Records from a data collection:
□ □ □
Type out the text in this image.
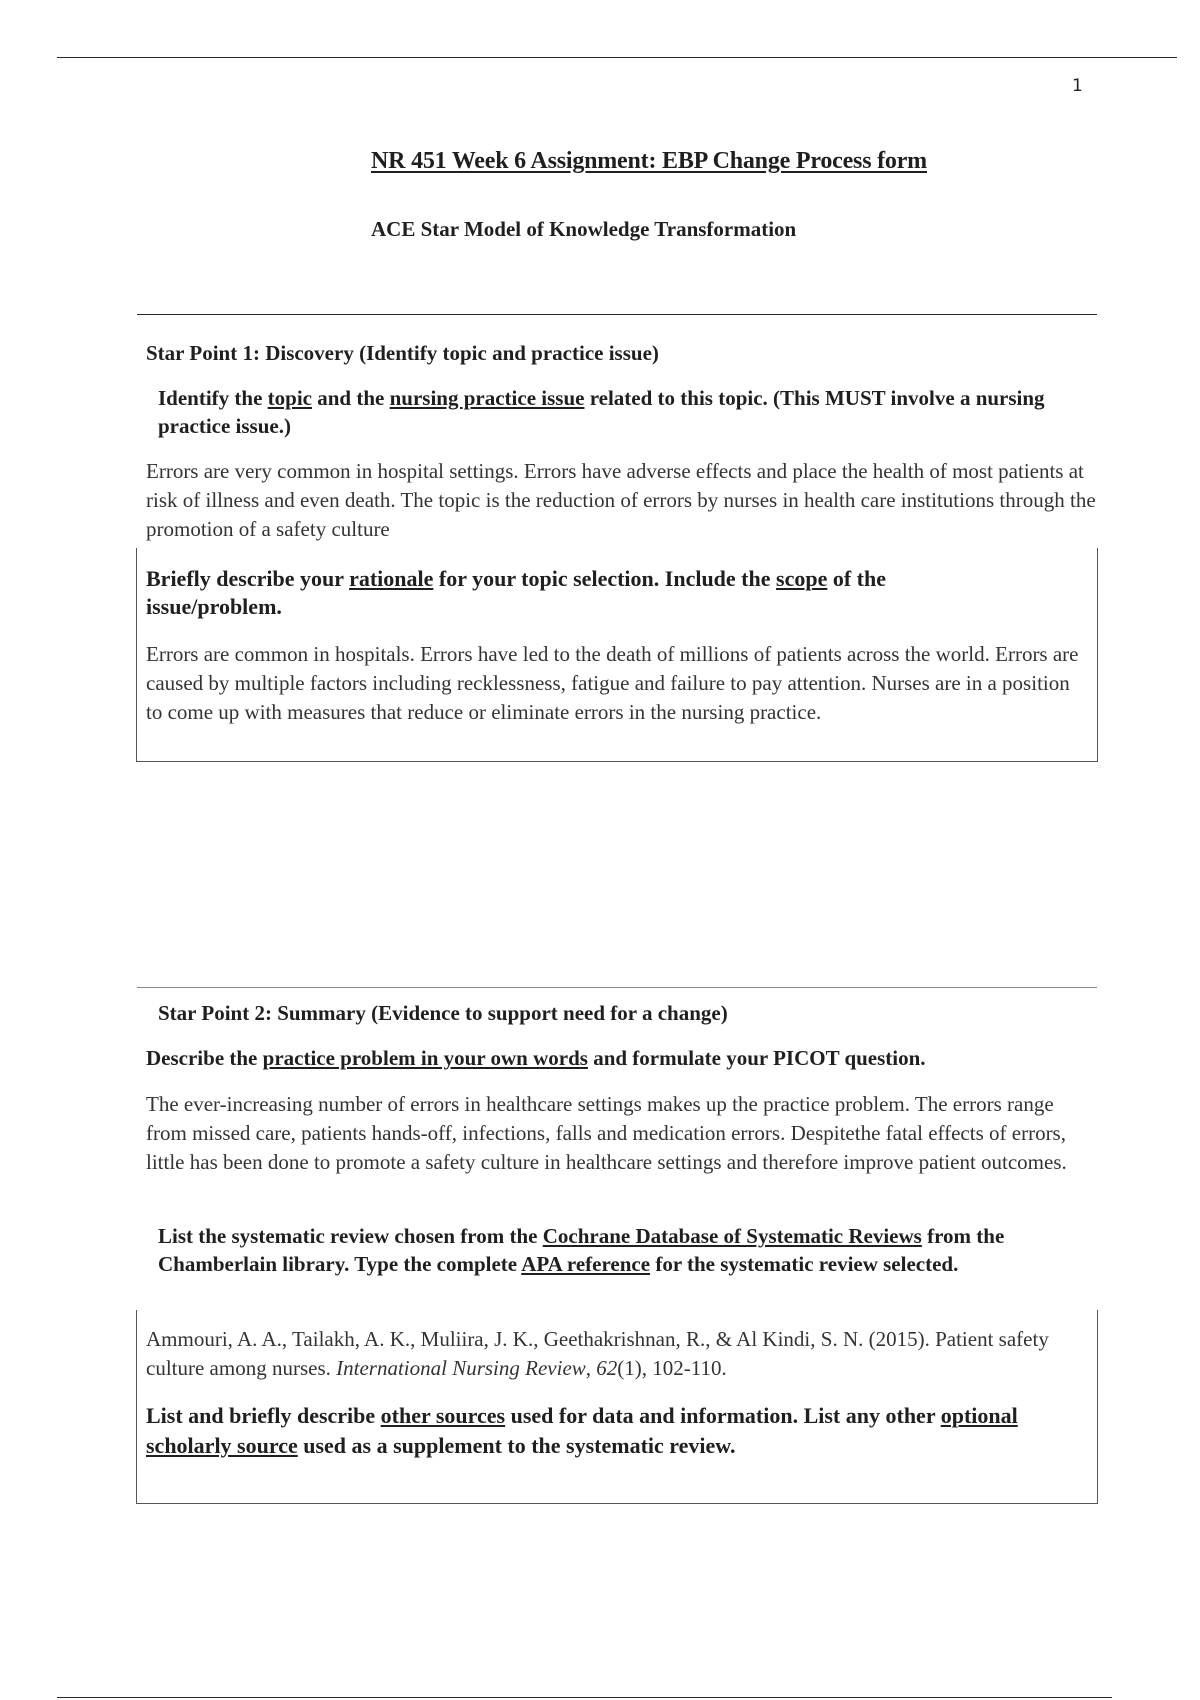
1
NR 451 Week 6 Assignment: EBP Change Process form
ACE Star Model of Knowledge Transformation
Star Point 1: Discovery (Identify topic and practice issue)
Identify the topic and the nursing practice issue related to this topic. (This MUST involve a nursing practice issue.)
Errors are very common in hospital settings. Errors have adverse effects and place the health of most patients at risk of illness and even death. The topic is the reduction of errors by nurses in health care institutions through the promotion of a safety culture
Briefly describe your rationale for your topic selection. Include the scope of the issue/problem.
Errors are common in hospitals. Errors have led to the death of millions of patients across the world. Errors are caused by multiple factors including recklessness, fatigue and failure to pay attention. Nurses are in a position to come up with measures that reduce or eliminate errors in the nursing practice.
Star Point 2: Summary (Evidence to support need for a change)
Describe the practice problem in your own words and formulate your PICOT question.
The ever-increasing number of errors in healthcare settings makes up the practice problem. The errors range from missed care, patients hands-off, infections, falls and medication errors. Despitethe fatal effects of errors, little has been done to promote a safety culture in healthcare settings and therefore improve patient outcomes.
List the systematic review chosen from the Cochrane Database of Systematic Reviews from the Chamberlain library. Type the complete APA reference for the systematic review selected.
Ammouri, A. A., Tailakh, A. K., Muliira, J. K., Geethakrishnan, R., & Al Kindi, S. N. (2015). Patient safety culture among nurses. International Nursing Review, 62(1), 102-110.
List and briefly describe other sources used for data and information. List any other optional scholarly source used as a supplement to the systematic review.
□ □ □
■ Problem requirements:
Word for word, set down each record shown above, omitting the pictures.

■ Written response:
Type out the text in this image.
1
NR 451 Week 6 Assignment: EBP Change Process form
ACE Star Model of Knowledge Transformation
Star Point 1: Discovery (Identify topic and practice issue)
Identify the topic and the nursing practice issue related to this topic. (This MUST involve a nursing practice issue.)
Errors are very common in hospital settings. Errors have adverse effects and place the health of most patients at risk of illness and even death. The topic is the reduction of errors by nurses in health care institutions through the promotion of a safety culture
Briefly describe your rationale for your topic selection. Include the scope of the issue/problem.
Errors are common in hospitals. Errors have led to the death of millions of patients across the world. Errors are caused by multiple factors including recklessness, fatigue and failure to pay attention. Nurses are in a position to come up with measures that reduce or eliminate errors in the nursing practice.
Star Point 2: Summary (Evidence to support need for a change)
Describe the practice problem in your own words and formulate your PICOT question.
The ever-increasing number of errors in healthcare settings makes up the practice problem. The errors range from missed care, patients hands-off, infections, falls and medication errors. Despitethe fatal effects of errors, little has been done to promote a safety culture in healthcare settings and therefore improve patient outcomes.
List the systematic review chosen from the Cochrane Database of Systematic Reviews from the Chamberlain library. Type the complete APA reference for the systematic review selected.
Ammouri, A. A., Tailakh, A. K., Muliira, J. K., Geethakrishnan, R., & Al Kindi, S. N. (2015). Patient safety culture among nurses. International Nursing Review, 62(1), 102-110.
List and briefly describe other sources used for data and information. List any other optional scholarly source used as a supplement to the systematic review.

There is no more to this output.